**Exercise tasks:**
(A) Using the uncirculated coins article, explain in one to three sentences why an uncirculated coin should not be put into circulation even though it is legal tender.
(B) Please decide whether each statement agrees with the uncirculated coins article, answering yes or no and quoting the deciding words: (i) Uncirculated coins still count as legal tender. (ii) Uncirculated coins have previously been part of a country's money supply. (iii) Novice collectors commonly focus on circulated coins.
(C) According to the uncirculated coins article, what kind of finish do many uncirculated coins have?

══ Source extract ══

Uncirculated Coins Explained – Pricing, How To Buy & More


Published: July 20, 2021

Checking and inspecting different coins, searching for a rare coin, numismatic

Coin collecting represents many different things to different people. Some love the thrill of finding something precious in unexpected places, while others love the security of investing in precious metals they can pass on to their descendants.

A large part of coin collecting is understanding the difference between traditional and uncirculated coins. A common novice mistake is focusing on circulated coins due to their availability and ease of collection. However, uncirculated coins can add significant value to any coin collection and form the foundation of some of the most profitable collections in the world.

What Is an Uncirculated Coin?

Uncirculated coins have never entered a country’s money supply and have never been in circulation. These coins are typically much less worn and blemished than traditional coins, and many have a shiny finish that adds to their aesthetic appeal. However, they are still technically legal tender, though putting them in circulation would dramatically reduce the coin’s collectible value.

═══
══ Excerpted records ══

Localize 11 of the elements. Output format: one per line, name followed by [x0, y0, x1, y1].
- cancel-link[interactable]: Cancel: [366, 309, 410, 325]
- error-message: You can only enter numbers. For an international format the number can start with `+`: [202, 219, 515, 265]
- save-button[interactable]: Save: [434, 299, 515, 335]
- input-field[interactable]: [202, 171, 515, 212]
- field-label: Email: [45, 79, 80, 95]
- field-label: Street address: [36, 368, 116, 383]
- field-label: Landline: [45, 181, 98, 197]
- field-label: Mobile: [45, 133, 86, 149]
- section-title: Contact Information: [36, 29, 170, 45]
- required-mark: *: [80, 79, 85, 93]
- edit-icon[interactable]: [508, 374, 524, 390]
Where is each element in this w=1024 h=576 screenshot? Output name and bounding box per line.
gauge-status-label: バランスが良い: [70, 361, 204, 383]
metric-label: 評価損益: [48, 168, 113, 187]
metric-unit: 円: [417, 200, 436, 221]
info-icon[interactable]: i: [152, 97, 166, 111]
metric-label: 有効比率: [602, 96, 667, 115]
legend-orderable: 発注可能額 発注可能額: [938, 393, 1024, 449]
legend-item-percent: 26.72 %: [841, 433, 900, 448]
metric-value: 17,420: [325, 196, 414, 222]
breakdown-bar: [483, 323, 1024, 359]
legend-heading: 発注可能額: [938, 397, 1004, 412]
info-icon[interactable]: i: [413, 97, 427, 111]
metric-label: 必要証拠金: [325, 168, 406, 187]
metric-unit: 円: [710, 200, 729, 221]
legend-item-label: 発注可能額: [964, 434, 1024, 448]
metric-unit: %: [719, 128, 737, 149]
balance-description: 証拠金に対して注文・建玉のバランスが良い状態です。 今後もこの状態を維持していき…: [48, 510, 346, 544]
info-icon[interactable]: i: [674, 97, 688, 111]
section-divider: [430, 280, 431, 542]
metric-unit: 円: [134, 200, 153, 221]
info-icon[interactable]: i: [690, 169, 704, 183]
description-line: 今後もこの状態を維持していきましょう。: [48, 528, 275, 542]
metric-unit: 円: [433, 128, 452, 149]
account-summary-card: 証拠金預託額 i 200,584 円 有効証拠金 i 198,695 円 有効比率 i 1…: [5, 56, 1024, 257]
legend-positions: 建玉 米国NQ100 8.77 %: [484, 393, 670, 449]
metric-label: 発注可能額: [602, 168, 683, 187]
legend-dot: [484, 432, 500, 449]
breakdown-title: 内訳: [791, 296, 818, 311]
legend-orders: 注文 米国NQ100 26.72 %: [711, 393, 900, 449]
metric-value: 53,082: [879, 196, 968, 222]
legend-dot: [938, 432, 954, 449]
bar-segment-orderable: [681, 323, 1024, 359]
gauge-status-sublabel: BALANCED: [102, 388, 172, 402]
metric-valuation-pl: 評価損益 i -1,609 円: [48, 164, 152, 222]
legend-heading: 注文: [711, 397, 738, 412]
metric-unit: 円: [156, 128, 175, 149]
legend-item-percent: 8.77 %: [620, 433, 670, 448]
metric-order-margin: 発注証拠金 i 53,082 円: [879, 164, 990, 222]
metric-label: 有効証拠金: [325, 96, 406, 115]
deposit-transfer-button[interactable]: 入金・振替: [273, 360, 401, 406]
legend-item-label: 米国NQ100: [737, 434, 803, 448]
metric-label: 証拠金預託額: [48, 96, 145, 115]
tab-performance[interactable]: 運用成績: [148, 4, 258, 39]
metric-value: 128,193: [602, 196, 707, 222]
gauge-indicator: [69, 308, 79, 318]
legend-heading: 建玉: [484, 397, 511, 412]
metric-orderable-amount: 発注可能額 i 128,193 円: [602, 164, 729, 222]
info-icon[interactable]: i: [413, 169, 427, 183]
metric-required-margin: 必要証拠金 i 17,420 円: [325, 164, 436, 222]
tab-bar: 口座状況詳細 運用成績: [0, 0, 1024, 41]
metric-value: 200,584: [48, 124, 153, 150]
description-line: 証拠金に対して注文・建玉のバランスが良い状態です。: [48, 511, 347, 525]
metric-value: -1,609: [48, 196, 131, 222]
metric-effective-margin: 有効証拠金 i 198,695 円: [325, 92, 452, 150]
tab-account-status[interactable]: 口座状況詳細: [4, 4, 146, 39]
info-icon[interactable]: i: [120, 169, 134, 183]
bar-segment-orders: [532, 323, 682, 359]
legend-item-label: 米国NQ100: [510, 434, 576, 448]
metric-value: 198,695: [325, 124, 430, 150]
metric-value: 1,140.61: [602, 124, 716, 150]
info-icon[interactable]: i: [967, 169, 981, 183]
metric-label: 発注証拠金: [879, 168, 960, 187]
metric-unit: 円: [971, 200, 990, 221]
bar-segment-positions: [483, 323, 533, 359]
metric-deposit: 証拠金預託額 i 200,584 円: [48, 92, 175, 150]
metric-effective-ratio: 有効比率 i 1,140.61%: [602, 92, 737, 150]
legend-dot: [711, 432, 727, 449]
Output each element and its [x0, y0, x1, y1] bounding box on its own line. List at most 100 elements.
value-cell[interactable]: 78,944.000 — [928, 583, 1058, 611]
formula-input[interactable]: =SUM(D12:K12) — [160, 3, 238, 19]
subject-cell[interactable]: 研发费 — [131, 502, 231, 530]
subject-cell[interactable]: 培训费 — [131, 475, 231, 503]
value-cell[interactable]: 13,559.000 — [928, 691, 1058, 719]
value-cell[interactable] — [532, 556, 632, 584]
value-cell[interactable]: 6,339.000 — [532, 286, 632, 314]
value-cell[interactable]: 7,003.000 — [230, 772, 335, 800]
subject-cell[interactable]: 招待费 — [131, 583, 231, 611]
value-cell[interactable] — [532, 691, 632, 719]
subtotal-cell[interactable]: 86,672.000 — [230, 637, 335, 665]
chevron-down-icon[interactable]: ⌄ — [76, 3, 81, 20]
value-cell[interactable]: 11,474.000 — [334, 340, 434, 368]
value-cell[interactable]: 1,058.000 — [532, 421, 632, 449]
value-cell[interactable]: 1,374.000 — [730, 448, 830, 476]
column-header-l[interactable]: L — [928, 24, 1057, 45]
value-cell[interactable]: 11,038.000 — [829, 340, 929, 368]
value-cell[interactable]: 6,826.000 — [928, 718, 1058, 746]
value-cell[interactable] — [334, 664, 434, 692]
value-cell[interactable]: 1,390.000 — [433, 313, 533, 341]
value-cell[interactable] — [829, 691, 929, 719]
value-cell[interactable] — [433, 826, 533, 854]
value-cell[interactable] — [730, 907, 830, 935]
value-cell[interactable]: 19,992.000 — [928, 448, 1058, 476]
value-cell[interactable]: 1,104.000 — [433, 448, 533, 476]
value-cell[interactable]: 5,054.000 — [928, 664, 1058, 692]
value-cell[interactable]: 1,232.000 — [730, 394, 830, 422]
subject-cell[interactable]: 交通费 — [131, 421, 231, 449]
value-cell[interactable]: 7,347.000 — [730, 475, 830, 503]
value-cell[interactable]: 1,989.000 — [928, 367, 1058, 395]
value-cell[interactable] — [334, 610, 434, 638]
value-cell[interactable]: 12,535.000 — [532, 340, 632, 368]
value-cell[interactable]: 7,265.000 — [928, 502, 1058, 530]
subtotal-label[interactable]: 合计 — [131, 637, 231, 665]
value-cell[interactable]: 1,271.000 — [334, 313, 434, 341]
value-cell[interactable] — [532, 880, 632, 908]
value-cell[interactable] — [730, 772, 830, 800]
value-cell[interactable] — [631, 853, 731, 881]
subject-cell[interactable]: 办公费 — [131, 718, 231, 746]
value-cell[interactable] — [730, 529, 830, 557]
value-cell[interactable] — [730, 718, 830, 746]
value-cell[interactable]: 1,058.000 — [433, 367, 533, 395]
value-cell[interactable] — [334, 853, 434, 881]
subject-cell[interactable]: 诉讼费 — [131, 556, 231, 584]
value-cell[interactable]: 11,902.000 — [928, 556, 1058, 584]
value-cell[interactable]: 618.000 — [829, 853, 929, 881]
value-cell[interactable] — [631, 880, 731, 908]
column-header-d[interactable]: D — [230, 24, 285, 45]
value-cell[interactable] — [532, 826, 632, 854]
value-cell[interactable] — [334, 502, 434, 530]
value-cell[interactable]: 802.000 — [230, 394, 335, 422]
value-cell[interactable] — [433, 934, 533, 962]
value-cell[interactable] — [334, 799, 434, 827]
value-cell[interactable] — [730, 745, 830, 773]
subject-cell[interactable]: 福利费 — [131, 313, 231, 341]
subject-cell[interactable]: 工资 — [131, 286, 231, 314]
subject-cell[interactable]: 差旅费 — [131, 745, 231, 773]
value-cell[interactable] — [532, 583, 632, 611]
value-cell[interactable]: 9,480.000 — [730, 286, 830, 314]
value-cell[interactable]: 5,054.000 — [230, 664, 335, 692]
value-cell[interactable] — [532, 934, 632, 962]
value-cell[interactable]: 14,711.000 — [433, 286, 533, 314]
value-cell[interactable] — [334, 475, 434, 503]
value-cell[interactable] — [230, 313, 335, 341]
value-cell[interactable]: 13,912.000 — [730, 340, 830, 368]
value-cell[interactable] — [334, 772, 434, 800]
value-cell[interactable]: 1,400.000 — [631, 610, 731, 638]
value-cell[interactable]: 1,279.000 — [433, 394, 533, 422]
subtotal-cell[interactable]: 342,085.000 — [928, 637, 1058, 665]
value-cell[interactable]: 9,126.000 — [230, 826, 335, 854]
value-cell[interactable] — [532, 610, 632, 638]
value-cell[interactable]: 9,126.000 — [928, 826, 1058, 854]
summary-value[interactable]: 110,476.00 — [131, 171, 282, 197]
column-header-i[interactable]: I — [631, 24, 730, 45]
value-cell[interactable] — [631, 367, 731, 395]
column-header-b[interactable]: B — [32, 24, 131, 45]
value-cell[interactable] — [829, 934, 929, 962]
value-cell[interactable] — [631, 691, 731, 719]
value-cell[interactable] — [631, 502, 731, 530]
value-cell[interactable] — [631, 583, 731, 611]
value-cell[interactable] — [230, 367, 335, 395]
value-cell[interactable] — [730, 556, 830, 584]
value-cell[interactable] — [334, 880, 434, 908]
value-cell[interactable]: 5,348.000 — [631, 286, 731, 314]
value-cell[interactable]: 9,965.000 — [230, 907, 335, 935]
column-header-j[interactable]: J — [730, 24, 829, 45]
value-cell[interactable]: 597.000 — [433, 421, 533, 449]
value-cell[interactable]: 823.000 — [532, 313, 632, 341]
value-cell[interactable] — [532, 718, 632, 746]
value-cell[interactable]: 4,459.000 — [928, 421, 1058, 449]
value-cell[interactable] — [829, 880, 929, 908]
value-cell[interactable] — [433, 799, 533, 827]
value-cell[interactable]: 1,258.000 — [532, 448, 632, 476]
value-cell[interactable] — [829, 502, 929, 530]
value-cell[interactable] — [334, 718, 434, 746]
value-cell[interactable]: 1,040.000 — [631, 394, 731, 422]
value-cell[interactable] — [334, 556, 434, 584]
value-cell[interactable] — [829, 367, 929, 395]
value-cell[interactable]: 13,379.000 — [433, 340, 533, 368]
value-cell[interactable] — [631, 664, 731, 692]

═══

**Results:**
(A) Putting an uncirculated coin into circulation would dramatically reduce its collectible value. These coins are valued because they have never been in circulation and are typically much less worn and blemished than traditional coins.

(B)
(i) Yes: "they are still technically legal tender"
(ii) No: "Uncirculated coins have never entered a country’s money supply"
(iii) Yes: "A common novice mistake is focusing on circulated coins"

(C) A shiny finish, which adds to their aesthetic appeal.